Figure record extracts
☆ ☆ ☆ ☆ ☆ ☆ ☆
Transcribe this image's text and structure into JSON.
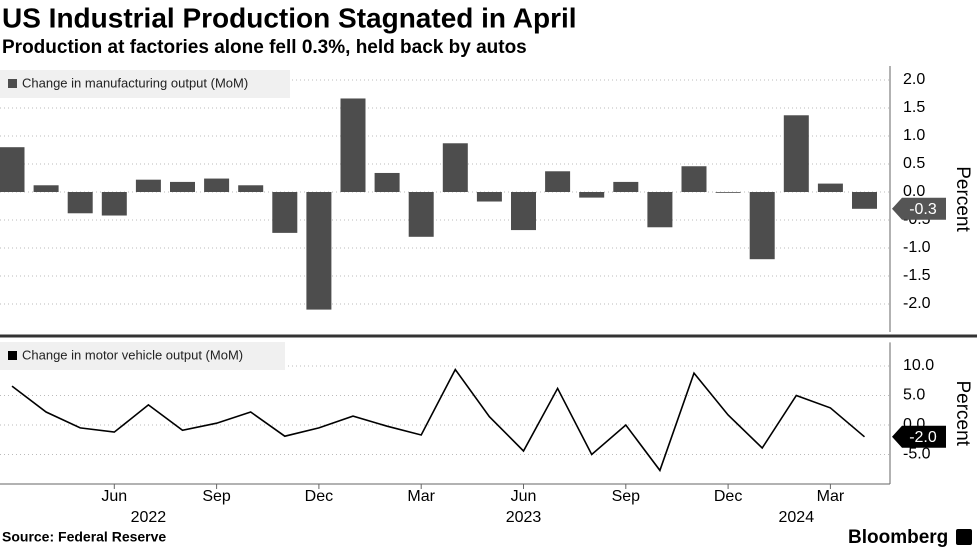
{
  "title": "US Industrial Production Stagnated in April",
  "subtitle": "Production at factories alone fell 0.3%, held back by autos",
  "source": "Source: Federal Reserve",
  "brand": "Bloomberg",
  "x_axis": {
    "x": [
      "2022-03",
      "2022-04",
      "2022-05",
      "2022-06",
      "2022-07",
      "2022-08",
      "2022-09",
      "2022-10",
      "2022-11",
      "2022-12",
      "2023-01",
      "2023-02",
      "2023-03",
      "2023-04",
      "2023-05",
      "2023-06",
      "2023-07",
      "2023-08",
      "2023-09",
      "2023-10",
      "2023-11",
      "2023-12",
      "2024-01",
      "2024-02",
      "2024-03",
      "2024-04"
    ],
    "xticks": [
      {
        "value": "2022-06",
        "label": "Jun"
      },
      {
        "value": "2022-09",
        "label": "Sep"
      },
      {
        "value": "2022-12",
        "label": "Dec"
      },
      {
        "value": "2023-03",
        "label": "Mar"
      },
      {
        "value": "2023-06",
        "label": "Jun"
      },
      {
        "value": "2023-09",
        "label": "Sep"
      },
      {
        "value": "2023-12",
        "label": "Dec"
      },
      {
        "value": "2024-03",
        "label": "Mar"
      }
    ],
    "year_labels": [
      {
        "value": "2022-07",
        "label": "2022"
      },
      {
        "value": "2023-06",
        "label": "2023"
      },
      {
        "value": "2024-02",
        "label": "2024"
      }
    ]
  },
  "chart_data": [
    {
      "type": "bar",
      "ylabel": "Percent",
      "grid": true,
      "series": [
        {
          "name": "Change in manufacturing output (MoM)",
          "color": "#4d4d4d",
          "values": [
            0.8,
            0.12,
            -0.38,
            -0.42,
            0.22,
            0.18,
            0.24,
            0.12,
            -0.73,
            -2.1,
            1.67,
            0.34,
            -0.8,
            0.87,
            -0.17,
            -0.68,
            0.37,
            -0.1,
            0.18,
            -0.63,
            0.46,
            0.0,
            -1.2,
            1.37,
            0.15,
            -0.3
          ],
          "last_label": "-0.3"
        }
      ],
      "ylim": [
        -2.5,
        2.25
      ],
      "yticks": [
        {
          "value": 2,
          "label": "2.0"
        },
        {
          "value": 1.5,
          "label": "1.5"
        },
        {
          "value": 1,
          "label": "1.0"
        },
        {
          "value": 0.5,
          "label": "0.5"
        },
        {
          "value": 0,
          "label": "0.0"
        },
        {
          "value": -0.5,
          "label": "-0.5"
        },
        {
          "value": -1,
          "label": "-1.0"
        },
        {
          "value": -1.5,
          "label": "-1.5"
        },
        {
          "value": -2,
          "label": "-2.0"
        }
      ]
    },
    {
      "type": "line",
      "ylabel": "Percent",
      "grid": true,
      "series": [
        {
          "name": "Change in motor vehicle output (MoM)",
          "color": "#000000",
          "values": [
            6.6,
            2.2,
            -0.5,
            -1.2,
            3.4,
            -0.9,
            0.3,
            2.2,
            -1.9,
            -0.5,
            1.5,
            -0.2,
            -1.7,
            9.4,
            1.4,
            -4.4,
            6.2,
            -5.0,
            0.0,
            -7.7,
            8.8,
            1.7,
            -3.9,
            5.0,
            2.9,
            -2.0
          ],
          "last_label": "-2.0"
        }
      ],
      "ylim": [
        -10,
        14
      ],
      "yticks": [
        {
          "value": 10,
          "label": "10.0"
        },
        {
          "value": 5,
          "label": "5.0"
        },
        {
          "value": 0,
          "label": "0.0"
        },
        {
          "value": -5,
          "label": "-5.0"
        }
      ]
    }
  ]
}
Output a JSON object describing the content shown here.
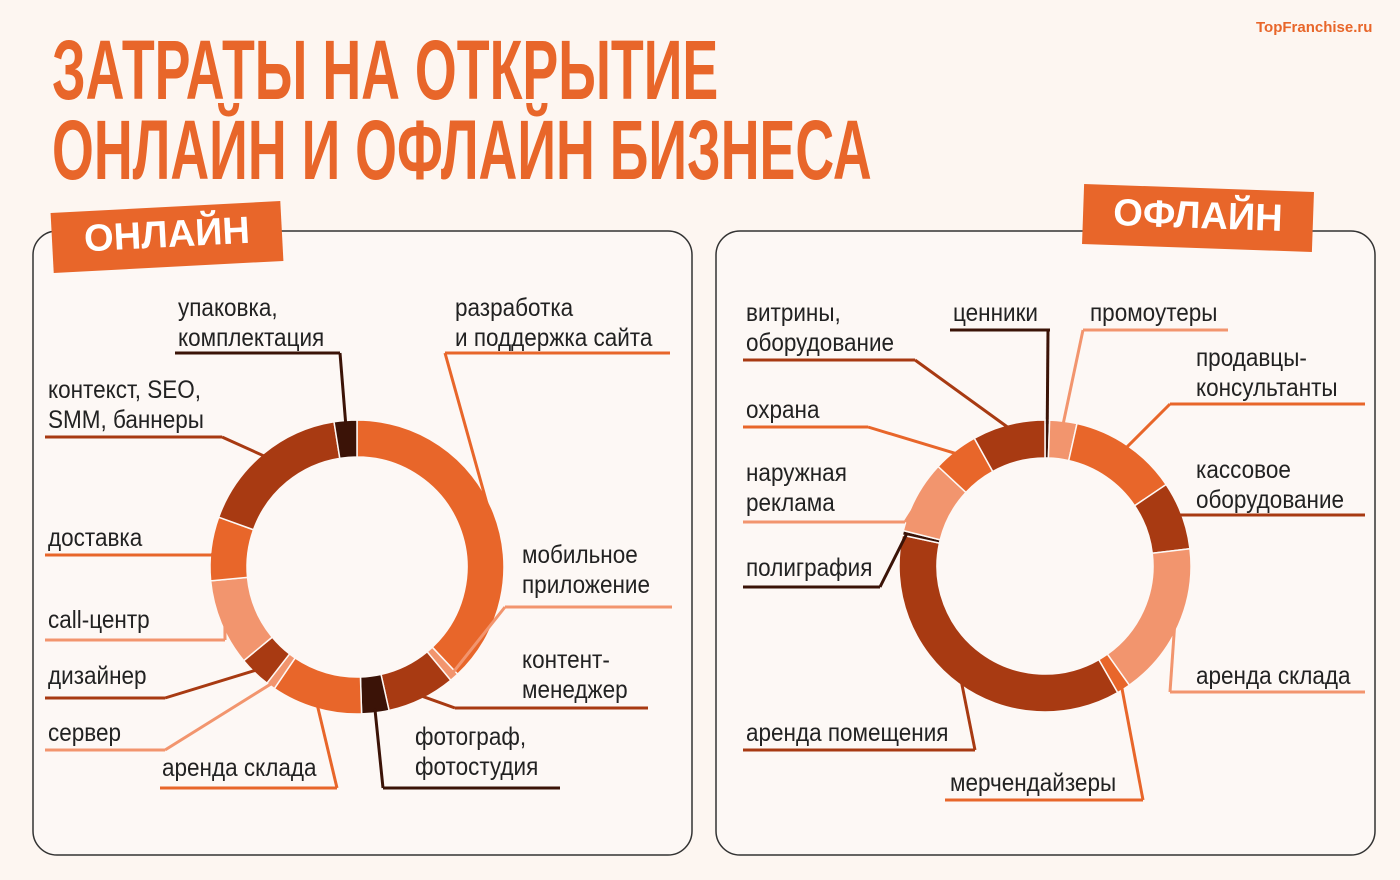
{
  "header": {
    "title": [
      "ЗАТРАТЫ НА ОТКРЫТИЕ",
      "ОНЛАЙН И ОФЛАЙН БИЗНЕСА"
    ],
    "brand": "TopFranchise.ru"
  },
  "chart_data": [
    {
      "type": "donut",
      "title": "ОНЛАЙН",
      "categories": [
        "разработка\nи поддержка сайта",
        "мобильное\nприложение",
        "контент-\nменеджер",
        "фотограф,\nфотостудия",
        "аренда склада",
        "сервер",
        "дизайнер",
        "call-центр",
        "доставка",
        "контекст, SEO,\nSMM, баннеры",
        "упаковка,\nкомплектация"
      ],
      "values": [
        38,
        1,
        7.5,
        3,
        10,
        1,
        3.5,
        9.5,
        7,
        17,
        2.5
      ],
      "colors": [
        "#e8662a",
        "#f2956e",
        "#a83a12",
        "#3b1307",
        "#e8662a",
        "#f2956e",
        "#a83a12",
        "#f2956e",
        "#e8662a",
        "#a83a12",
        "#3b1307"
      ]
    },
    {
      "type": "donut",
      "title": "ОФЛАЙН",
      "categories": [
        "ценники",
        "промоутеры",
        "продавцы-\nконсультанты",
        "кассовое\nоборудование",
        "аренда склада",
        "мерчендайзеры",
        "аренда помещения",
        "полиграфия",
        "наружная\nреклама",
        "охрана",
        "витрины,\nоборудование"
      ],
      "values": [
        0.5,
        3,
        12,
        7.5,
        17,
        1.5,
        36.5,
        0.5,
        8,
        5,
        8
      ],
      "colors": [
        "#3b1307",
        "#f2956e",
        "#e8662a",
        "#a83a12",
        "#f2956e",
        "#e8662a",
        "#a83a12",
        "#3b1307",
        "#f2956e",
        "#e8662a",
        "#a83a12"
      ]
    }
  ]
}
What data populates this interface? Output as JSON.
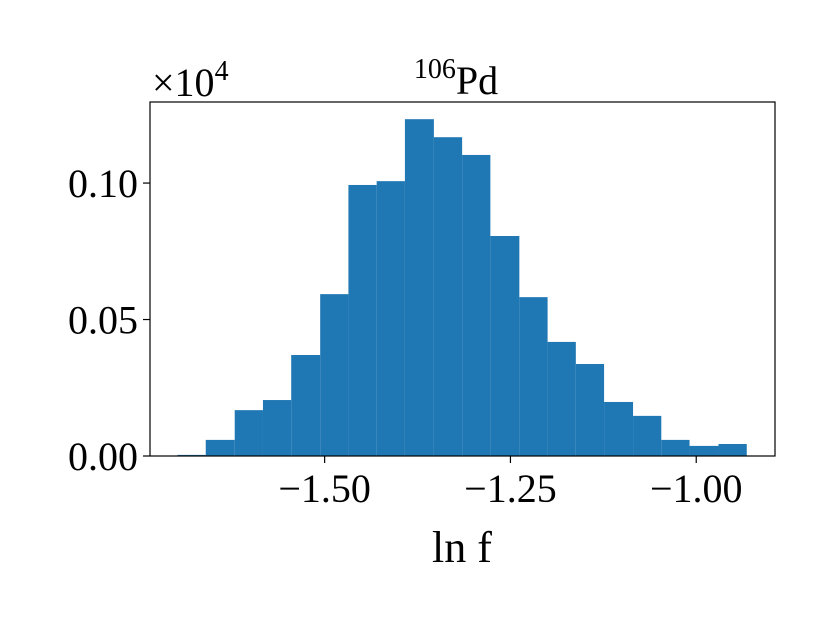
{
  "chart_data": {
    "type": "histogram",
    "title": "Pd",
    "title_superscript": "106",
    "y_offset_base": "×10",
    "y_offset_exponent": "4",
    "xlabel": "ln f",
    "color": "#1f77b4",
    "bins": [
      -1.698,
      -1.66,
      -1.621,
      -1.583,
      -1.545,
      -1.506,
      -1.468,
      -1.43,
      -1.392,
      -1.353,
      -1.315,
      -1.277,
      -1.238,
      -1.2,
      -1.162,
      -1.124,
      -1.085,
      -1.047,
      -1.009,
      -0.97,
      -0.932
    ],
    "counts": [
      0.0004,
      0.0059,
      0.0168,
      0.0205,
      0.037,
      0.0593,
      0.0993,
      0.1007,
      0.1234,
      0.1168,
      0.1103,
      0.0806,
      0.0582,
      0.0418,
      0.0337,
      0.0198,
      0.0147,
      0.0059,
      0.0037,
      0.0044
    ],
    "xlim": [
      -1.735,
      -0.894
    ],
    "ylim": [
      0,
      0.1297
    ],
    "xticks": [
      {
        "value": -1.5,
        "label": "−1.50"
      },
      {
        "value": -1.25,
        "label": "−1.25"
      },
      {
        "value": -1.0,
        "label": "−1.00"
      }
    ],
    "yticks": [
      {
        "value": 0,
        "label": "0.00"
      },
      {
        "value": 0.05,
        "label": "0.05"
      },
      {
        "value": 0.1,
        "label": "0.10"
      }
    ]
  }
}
☆ ☆ ☆ ☆ ☆ ☆ ☆
To be done
Your task is an exact transcription of all the data, minus the pictures.

Exercise solution
Transcribe this image's text and structure into JSON.
{
  "title": "US Industrial Production Stagnated in April",
  "subtitle": "Production at factories alone fell 0.3%, held back by autos",
  "source": "Source: Federal Reserve",
  "brand": "Bloomberg",
  "x_axis": {
    "x": [
      "2022-03",
      "2022-04",
      "2022-05",
      "2022-06",
      "2022-07",
      "2022-08",
      "2022-09",
      "2022-10",
      "2022-11",
      "2022-12",
      "2023-01",
      "2023-02",
      "2023-03",
      "2023-04",
      "2023-05",
      "2023-06",
      "2023-07",
      "2023-08",
      "2023-09",
      "2023-10",
      "2023-11",
      "2023-12",
      "2024-01",
      "2024-02",
      "2024-03",
      "2024-04"
    ],
    "xticks": [
      {
        "value": "2022-06",
        "label": "Jun"
      },
      {
        "value": "2022-09",
        "label": "Sep"
      },
      {
        "value": "2022-12",
        "label": "Dec"
      },
      {
        "value": "2023-03",
        "label": "Mar"
      },
      {
        "value": "2023-06",
        "label": "Jun"
      },
      {
        "value": "2023-09",
        "label": "Sep"
      },
      {
        "value": "2023-12",
        "label": "Dec"
      },
      {
        "value": "2024-03",
        "label": "Mar"
      }
    ],
    "year_labels": [
      {
        "value": "2022-07",
        "label": "2022"
      },
      {
        "value": "2023-06",
        "label": "2023"
      },
      {
        "value": "2024-02",
        "label": "2024"
      }
    ]
  },
  "chart_data": [
    {
      "type": "bar",
      "ylabel": "Percent",
      "grid": true,
      "series": [
        {
          "name": "Change in manufacturing output (MoM)",
          "color": "#4d4d4d",
          "values": [
            0.8,
            0.12,
            -0.38,
            -0.42,
            0.22,
            0.18,
            0.24,
            0.12,
            -0.73,
            -2.1,
            1.67,
            0.34,
            -0.8,
            0.87,
            -0.17,
            -0.68,
            0.37,
            -0.1,
            0.18,
            -0.63,
            0.46,
            0.0,
            -1.2,
            1.37,
            0.15,
            -0.3
          ],
          "last_label": "-0.3"
        }
      ],
      "ylim": [
        -2.5,
        2.25
      ],
      "yticks": [
        {
          "value": 2,
          "label": "2.0"
        },
        {
          "value": 1.5,
          "label": "1.5"
        },
        {
          "value": 1,
          "label": "1.0"
        },
        {
          "value": 0.5,
          "label": "0.5"
        },
        {
          "value": 0,
          "label": "0.0"
        },
        {
          "value": -0.5,
          "label": "-0.5"
        },
        {
          "value": -1,
          "label": "-1.0"
        },
        {
          "value": -1.5,
          "label": "-1.5"
        },
        {
          "value": -2,
          "label": "-2.0"
        }
      ]
    },
    {
      "type": "line",
      "ylabel": "Percent",
      "grid": true,
      "series": [
        {
          "name": "Change in motor vehicle output (MoM)",
          "color": "#000000",
          "values": [
            6.6,
            2.2,
            -0.5,
            -1.2,
            3.4,
            -0.9,
            0.3,
            2.2,
            -1.9,
            -0.5,
            1.5,
            -0.2,
            -1.7,
            9.4,
            1.4,
            -4.4,
            6.2,
            -5.0,
            0.0,
            -7.7,
            8.8,
            1.7,
            -3.9,
            5.0,
            2.9,
            -2.0
          ],
          "last_label": "-2.0"
        }
      ],
      "ylim": [
        -10,
        14
      ],
      "yticks": [
        {
          "value": 10,
          "label": "10.0"
        },
        {
          "value": 5,
          "label": "5.0"
        },
        {
          "value": 0,
          "label": "0.0"
        },
        {
          "value": -5,
          "label": "-5.0"
        }
      ]
    }
  ]
}
Output a JSON object describing the content shown here.
{
  "header": {
    "title": [
      "ЗАТРАТЫ НА ОТКРЫТИЕ",
      "ОНЛАЙН И ОФЛАЙН БИЗНЕСА"
    ],
    "brand": "TopFranchise.ru"
  },
  "chart_data": [
    {
      "type": "donut",
      "title": "ОНЛАЙН",
      "categories": [
        "разработка\nи поддержка сайта",
        "мобильное\nприложение",
        "контент-\nменеджер",
        "фотограф,\nфотостудия",
        "аренда склада",
        "сервер",
        "дизайнер",
        "call-центр",
        "доставка",
        "контекст, SEO,\nSMM, баннеры",
        "упаковка,\nкомплектация"
      ],
      "values": [
        38,
        1,
        7.5,
        3,
        10,
        1,
        3.5,
        9.5,
        7,
        17,
        2.5
      ],
      "colors": [
        "#e8662a",
        "#f2956e",
        "#a83a12",
        "#3b1307",
        "#e8662a",
        "#f2956e",
        "#a83a12",
        "#f2956e",
        "#e8662a",
        "#a83a12",
        "#3b1307"
      ]
    },
    {
      "type": "donut",
      "title": "ОФЛАЙН",
      "categories": [
        "ценники",
        "промоутеры",
        "продавцы-\nконсультанты",
        "кассовое\nоборудование",
        "аренда склада",
        "мерчендайзеры",
        "аренда помещения",
        "полиграфия",
        "наружная\nреклама",
        "охрана",
        "витрины,\nоборудование"
      ],
      "values": [
        0.5,
        3,
        12,
        7.5,
        17,
        1.5,
        36.5,
        0.5,
        8,
        5,
        8
      ],
      "colors": [
        "#3b1307",
        "#f2956e",
        "#e8662a",
        "#a83a12",
        "#f2956e",
        "#e8662a",
        "#a83a12",
        "#3b1307",
        "#f2956e",
        "#e8662a",
        "#a83a12"
      ]
    }
  ]
}
What data populates this interface? Output as JSON.
{
  "chart_data": {
    "type": "histogram",
    "title": "Pd",
    "title_superscript": "106",
    "y_offset_base": "×10",
    "y_offset_exponent": "4",
    "xlabel": "ln f",
    "color": "#1f77b4",
    "bins": [
      -1.698,
      -1.66,
      -1.621,
      -1.583,
      -1.545,
      -1.506,
      -1.468,
      -1.43,
      -1.392,
      -1.353,
      -1.315,
      -1.277,
      -1.238,
      -1.2,
      -1.162,
      -1.124,
      -1.085,
      -1.047,
      -1.009,
      -0.97,
      -0.932
    ],
    "counts": [
      0.0004,
      0.0059,
      0.0168,
      0.0205,
      0.037,
      0.0593,
      0.0993,
      0.1007,
      0.1234,
      0.1168,
      0.1103,
      0.0806,
      0.0582,
      0.0418,
      0.0337,
      0.0198,
      0.0147,
      0.0059,
      0.0037,
      0.0044
    ],
    "xlim": [
      -1.735,
      -0.894
    ],
    "ylim": [
      0,
      0.1297
    ],
    "xticks": [
      {
        "value": -1.5,
        "label": "−1.50"
      },
      {
        "value": -1.25,
        "label": "−1.25"
      },
      {
        "value": -1.0,
        "label": "−1.00"
      }
    ],
    "yticks": [
      {
        "value": 0,
        "label": "0.00"
      },
      {
        "value": 0.05,
        "label": "0.05"
      },
      {
        "value": 0.1,
        "label": "0.10"
      }
    ]
  }
}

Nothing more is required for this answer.